[Aim of the exercise]
Return all the data, word for word.

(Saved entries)
══════════════════════════════

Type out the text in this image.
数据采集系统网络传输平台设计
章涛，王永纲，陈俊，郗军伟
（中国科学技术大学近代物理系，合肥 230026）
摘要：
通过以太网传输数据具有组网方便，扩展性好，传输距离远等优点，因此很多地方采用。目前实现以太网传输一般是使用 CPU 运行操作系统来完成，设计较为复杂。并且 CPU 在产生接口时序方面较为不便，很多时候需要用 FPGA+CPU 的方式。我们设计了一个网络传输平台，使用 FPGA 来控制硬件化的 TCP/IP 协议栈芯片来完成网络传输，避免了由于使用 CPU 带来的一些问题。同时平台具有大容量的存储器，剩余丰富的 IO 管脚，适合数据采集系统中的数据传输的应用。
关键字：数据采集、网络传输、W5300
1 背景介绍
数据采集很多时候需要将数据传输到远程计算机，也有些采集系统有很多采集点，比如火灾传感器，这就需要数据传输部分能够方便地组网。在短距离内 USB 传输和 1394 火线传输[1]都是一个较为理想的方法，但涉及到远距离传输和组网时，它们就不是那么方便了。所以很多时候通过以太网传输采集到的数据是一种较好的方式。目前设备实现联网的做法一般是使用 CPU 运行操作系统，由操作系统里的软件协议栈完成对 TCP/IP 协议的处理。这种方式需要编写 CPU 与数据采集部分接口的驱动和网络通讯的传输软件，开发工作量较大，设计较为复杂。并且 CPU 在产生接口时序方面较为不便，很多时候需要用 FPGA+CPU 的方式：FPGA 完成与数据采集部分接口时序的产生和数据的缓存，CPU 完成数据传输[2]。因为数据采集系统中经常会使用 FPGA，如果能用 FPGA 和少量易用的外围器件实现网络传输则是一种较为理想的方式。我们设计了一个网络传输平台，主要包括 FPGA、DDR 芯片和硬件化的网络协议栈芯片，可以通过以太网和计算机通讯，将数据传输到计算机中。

══════════════════════════════

[Response to the exercise]
Type out the text in this image.
数据采集系统网络传输平台设计
章涛，王永纲，陈俊，郗军伟
（中国科学技术大学近代物理系，合肥 230026）
摘要：
通过以太网传输数据具有组网方便，扩展性好，传输距离远等优点，因此很多地方采用。目前实现以太网传输一般是使用 CPU 运行操作系统来完成，设计较为复杂。并且 CPU 在产生接口时序方面较为不便，很多时候需要用 FPGA+CPU 的方式。我们设计了一个网络传输平台，使用 FPGA 来控制硬件化的 TCP/IP 协议栈芯片来完成网络传输，避免了由于使用 CPU 带来的一些问题。同时平台具有大容量的存储器，剩余丰富的 IO 管脚，适合数据采集系统中的数据传输的应用。
关键字：数据采集、网络传输、W5300
1 背景介绍
数据采集很多时候需要将数据传输到远程计算机，也有些采集系统有很多采集点，比如火灾传感器，这就需要数据传输部分能够方便地组网。在短距离内 USB 传输和 1394 火线传输[1]都是一个较为理想的方法，但涉及到远距离传输和组网时，它们就不是那么方便了。所以很多时候通过以太网传输采集到的数据是一种较好的方式。目前设备实现联网的做法一般是使用 CPU 运行操作系统，由操作系统里的软件协议栈完成对 TCP/IP 协议的处理。这种方式需要编写 CPU 与数据采集部分接口的驱动和网络通讯的传输软件，开发工作量较大，设计较为复杂。并且 CPU 在产生接口时序方面较为不便，很多时候需要用 FPGA+CPU 的方式：FPGA 完成与数据采集部分接口时序的产生和数据的缓存，CPU 完成数据传输[2]。因为数据采集系统中经常会使用 FPGA，如果能用 FPGA 和少量易用的外围器件实现网络传输则是一种较为理想的方式。我们设计了一个网络传输平台，主要包括 FPGA、DDR 芯片和硬件化的网络协议栈芯片，可以通过以太网和计算机通讯，将数据传输到计算机中。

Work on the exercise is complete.